#### Task requirements
Images do not belong in the copy. Retype all the entries below exactly.

#### The data
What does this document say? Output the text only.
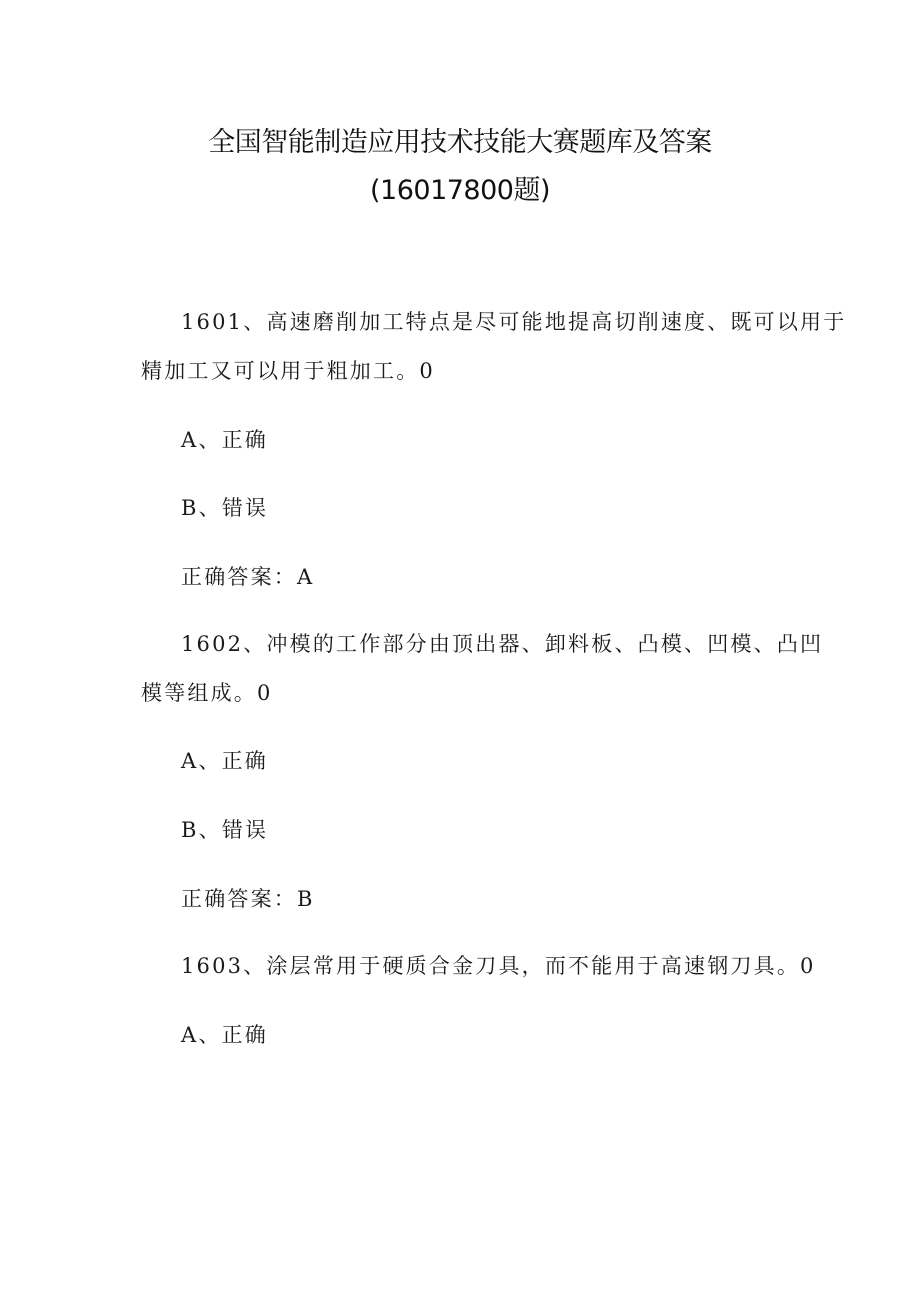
全国智能制造应用技术技能大赛题库及答案
(16017800题)
1601、高速磨削加工特点是尽可能地提高切削速度、既可以用于
精加工又可以用于粗加工。0
A、正确
B、错误
正确答案：A
1602、冲模的工作部分由顶出器、卸料板、凸模、凹模、凸凹
模等组成。0
A、正确
B、错误
正确答案：B
1603、涂层常用于硬质合金刀具，而不能用于高速钢刀具。0
A、正确
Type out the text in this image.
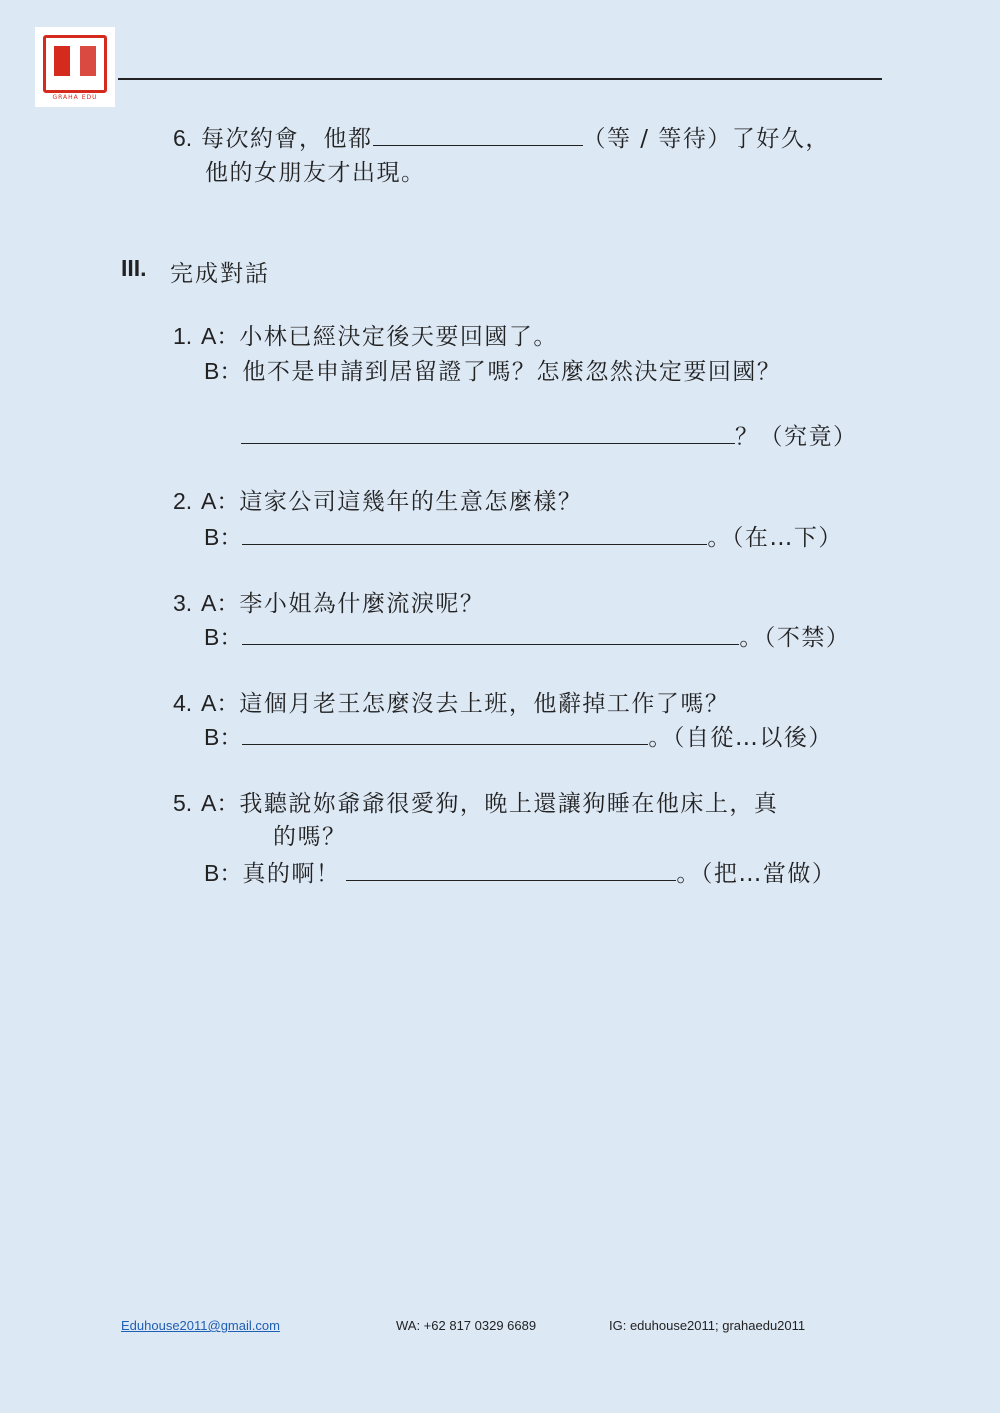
GRAHA EDU
6. 每次約會，他都	（等 / 等待）了好久，
他的女朋友才出現。
III. 完成對話
1. A：小林已經決定後天要回國了。
B：他不是申請到居留證了嗎？怎麼忽然決定要回國？
？（究竟）
2. A：這家公司這幾年的生意怎麼樣？
B：	。（在…下）
3. A：李小姐為什麼流淚呢？
B：	。（不禁）
4. A：這個月老王怎麼沒去上班，他辭掉工作了嗎？
B：	。（自從…以後）
5. A：我聽說妳爺爺很愛狗，晚上還讓狗睡在他床上，真
的嗎？
B：真的啊！	。（把…當做）
Eduhouse2011@gmail.com	WA: +62 817 0329 6689	IG: eduhouse2011; grahaedu2011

#### Correct answer
What does this document say? Output the text only.
全国智能制造应用技术技能大赛题库及答案
(16017800题)
1601、高速磨削加工特点是尽可能地提高切削速度、既可以用于
精加工又可以用于粗加工。0
A、正确
B、错误
正确答案：A
1602、冲模的工作部分由顶出器、卸料板、凸模、凹模、凸凹
模等组成。0
A、正确
B、错误
正确答案：B
1603、涂层常用于硬质合金刀具，而不能用于高速钢刀具。0
A、正确
Type out the text in this image.
GRAHA EDU
6. 每次約會，他都	（等 / 等待）了好久，
他的女朋友才出現。
III. 完成對話
1. A：小林已經決定後天要回國了。
B：他不是申請到居留證了嗎？怎麼忽然決定要回國？
？（究竟）
2. A：這家公司這幾年的生意怎麼樣？
B：	。（在…下）
3. A：李小姐為什麼流淚呢？
B：	。（不禁）
4. A：這個月老王怎麼沒去上班，他辭掉工作了嗎？
B：	。（自從…以後）
5. A：我聽說妳爺爺很愛狗，晚上還讓狗睡在他床上，真
的嗎？
B：真的啊！	。（把…當做）
Eduhouse2011@gmail.com	WA: +62 817 0329 6689	IG: eduhouse2011; grahaedu2011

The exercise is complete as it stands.